Directions for this task » Everything in the listing except the pictures should be written out exactly.
───── Extracted material
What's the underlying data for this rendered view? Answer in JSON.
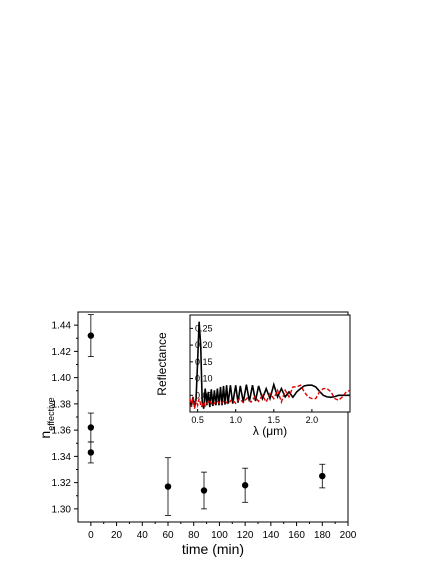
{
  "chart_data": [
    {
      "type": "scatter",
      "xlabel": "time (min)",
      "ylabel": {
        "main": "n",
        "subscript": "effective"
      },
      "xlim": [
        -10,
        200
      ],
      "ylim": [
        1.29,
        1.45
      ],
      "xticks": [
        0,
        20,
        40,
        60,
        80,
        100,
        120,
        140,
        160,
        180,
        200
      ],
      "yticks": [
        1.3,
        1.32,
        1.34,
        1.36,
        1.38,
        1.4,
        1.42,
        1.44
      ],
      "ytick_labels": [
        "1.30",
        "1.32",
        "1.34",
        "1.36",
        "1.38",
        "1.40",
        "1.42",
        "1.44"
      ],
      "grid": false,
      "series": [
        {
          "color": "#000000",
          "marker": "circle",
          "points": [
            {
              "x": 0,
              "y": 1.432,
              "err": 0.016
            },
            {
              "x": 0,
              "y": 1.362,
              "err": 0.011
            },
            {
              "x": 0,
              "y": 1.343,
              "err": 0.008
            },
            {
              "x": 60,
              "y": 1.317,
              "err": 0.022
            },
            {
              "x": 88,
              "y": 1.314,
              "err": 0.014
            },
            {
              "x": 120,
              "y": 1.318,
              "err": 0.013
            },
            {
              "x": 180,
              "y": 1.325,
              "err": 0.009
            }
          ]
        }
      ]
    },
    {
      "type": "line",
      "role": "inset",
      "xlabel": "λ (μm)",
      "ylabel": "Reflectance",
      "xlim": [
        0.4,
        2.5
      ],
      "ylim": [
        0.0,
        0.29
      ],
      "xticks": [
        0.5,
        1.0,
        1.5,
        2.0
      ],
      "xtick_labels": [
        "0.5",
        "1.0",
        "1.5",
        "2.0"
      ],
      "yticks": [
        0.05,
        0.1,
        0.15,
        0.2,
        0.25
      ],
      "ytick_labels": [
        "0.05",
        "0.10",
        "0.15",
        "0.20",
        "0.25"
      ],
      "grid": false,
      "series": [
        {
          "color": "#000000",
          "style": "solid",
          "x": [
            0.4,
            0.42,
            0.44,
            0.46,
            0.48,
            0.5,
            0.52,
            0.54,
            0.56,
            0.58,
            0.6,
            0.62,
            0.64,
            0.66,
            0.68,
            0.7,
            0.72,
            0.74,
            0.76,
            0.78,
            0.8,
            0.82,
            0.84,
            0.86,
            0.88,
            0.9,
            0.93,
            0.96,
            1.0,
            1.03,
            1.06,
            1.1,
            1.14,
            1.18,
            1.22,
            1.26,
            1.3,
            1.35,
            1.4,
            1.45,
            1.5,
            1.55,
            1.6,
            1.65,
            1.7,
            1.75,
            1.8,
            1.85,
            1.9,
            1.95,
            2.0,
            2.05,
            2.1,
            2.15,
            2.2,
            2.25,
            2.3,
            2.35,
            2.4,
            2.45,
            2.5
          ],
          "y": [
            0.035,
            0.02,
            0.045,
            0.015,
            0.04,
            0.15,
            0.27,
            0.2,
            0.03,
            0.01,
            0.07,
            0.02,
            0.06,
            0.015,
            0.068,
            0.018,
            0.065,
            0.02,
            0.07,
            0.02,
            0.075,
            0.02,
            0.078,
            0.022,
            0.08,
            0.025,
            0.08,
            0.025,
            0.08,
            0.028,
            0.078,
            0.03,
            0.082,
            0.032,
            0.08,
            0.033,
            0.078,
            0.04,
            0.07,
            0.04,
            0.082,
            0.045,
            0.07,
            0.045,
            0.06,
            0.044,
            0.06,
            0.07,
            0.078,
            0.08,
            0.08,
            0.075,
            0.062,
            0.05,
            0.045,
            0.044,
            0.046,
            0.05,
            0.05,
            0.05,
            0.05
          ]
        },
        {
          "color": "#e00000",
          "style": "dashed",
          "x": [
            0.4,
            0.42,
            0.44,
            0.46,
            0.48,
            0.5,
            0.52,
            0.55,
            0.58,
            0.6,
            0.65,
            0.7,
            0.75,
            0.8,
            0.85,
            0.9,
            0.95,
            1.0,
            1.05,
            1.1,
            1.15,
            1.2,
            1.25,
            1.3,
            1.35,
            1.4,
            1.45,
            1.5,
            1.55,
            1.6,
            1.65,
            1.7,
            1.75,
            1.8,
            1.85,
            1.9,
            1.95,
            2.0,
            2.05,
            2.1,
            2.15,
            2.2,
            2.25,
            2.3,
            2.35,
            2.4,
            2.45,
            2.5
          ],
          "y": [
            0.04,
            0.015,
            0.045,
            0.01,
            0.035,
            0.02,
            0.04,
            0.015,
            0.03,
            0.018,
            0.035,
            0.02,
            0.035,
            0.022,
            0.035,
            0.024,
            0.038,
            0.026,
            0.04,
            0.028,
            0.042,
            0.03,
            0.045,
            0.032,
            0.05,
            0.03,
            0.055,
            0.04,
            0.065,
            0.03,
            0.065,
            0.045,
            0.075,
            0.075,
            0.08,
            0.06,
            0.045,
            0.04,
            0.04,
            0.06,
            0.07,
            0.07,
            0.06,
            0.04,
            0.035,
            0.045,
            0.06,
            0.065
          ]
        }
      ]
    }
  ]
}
──────────
Finished exercise »
What's the underlying data for this rendered view? Answer in JSON.
{
  "chart_data": [
    {
      "type": "scatter",
      "xlabel": "time (min)",
      "ylabel": {
        "main": "n",
        "subscript": "effective"
      },
      "xlim": [
        -10,
        200
      ],
      "ylim": [
        1.29,
        1.45
      ],
      "xticks": [
        0,
        20,
        40,
        60,
        80,
        100,
        120,
        140,
        160,
        180,
        200
      ],
      "yticks": [
        1.3,
        1.32,
        1.34,
        1.36,
        1.38,
        1.4,
        1.42,
        1.44
      ],
      "ytick_labels": [
        "1.30",
        "1.32",
        "1.34",
        "1.36",
        "1.38",
        "1.40",
        "1.42",
        "1.44"
      ],
      "grid": false,
      "series": [
        {
          "color": "#000000",
          "marker": "circle",
          "points": [
            {
              "x": 0,
              "y": 1.432,
              "err": 0.016
            },
            {
              "x": 0,
              "y": 1.362,
              "err": 0.011
            },
            {
              "x": 0,
              "y": 1.343,
              "err": 0.008
            },
            {
              "x": 60,
              "y": 1.317,
              "err": 0.022
            },
            {
              "x": 88,
              "y": 1.314,
              "err": 0.014
            },
            {
              "x": 120,
              "y": 1.318,
              "err": 0.013
            },
            {
              "x": 180,
              "y": 1.325,
              "err": 0.009
            }
          ]
        }
      ]
    },
    {
      "type": "line",
      "role": "inset",
      "xlabel": "λ (μm)",
      "ylabel": "Reflectance",
      "xlim": [
        0.4,
        2.5
      ],
      "ylim": [
        0.0,
        0.29
      ],
      "xticks": [
        0.5,
        1.0,
        1.5,
        2.0
      ],
      "xtick_labels": [
        "0.5",
        "1.0",
        "1.5",
        "2.0"
      ],
      "yticks": [
        0.05,
        0.1,
        0.15,
        0.2,
        0.25
      ],
      "ytick_labels": [
        "0.05",
        "0.10",
        "0.15",
        "0.20",
        "0.25"
      ],
      "grid": false,
      "series": [
        {
          "color": "#000000",
          "style": "solid",
          "x": [
            0.4,
            0.42,
            0.44,
            0.46,
            0.48,
            0.5,
            0.52,
            0.54,
            0.56,
            0.58,
            0.6,
            0.62,
            0.64,
            0.66,
            0.68,
            0.7,
            0.72,
            0.74,
            0.76,
            0.78,
            0.8,
            0.82,
            0.84,
            0.86,
            0.88,
            0.9,
            0.93,
            0.96,
            1.0,
            1.03,
            1.06,
            1.1,
            1.14,
            1.18,
            1.22,
            1.26,
            1.3,
            1.35,
            1.4,
            1.45,
            1.5,
            1.55,
            1.6,
            1.65,
            1.7,
            1.75,
            1.8,
            1.85,
            1.9,
            1.95,
            2.0,
            2.05,
            2.1,
            2.15,
            2.2,
            2.25,
            2.3,
            2.35,
            2.4,
            2.45,
            2.5
          ],
          "y": [
            0.035,
            0.02,
            0.045,
            0.015,
            0.04,
            0.15,
            0.27,
            0.2,
            0.03,
            0.01,
            0.07,
            0.02,
            0.06,
            0.015,
            0.068,
            0.018,
            0.065,
            0.02,
            0.07,
            0.02,
            0.075,
            0.02,
            0.078,
            0.022,
            0.08,
            0.025,
            0.08,
            0.025,
            0.08,
            0.028,
            0.078,
            0.03,
            0.082,
            0.032,
            0.08,
            0.033,
            0.078,
            0.04,
            0.07,
            0.04,
            0.082,
            0.045,
            0.07,
            0.045,
            0.06,
            0.044,
            0.06,
            0.07,
            0.078,
            0.08,
            0.08,
            0.075,
            0.062,
            0.05,
            0.045,
            0.044,
            0.046,
            0.05,
            0.05,
            0.05,
            0.05
          ]
        },
        {
          "color": "#e00000",
          "style": "dashed",
          "x": [
            0.4,
            0.42,
            0.44,
            0.46,
            0.48,
            0.5,
            0.52,
            0.55,
            0.58,
            0.6,
            0.65,
            0.7,
            0.75,
            0.8,
            0.85,
            0.9,
            0.95,
            1.0,
            1.05,
            1.1,
            1.15,
            1.2,
            1.25,
            1.3,
            1.35,
            1.4,
            1.45,
            1.5,
            1.55,
            1.6,
            1.65,
            1.7,
            1.75,
            1.8,
            1.85,
            1.9,
            1.95,
            2.0,
            2.05,
            2.1,
            2.15,
            2.2,
            2.25,
            2.3,
            2.35,
            2.4,
            2.45,
            2.5
          ],
          "y": [
            0.04,
            0.015,
            0.045,
            0.01,
            0.035,
            0.02,
            0.04,
            0.015,
            0.03,
            0.018,
            0.035,
            0.02,
            0.035,
            0.022,
            0.035,
            0.024,
            0.038,
            0.026,
            0.04,
            0.028,
            0.042,
            0.03,
            0.045,
            0.032,
            0.05,
            0.03,
            0.055,
            0.04,
            0.065,
            0.03,
            0.065,
            0.045,
            0.075,
            0.075,
            0.08,
            0.06,
            0.045,
            0.04,
            0.04,
            0.06,
            0.07,
            0.07,
            0.06,
            0.04,
            0.035,
            0.045,
            0.06,
            0.065
          ]
        }
      ]
    }
  ]
}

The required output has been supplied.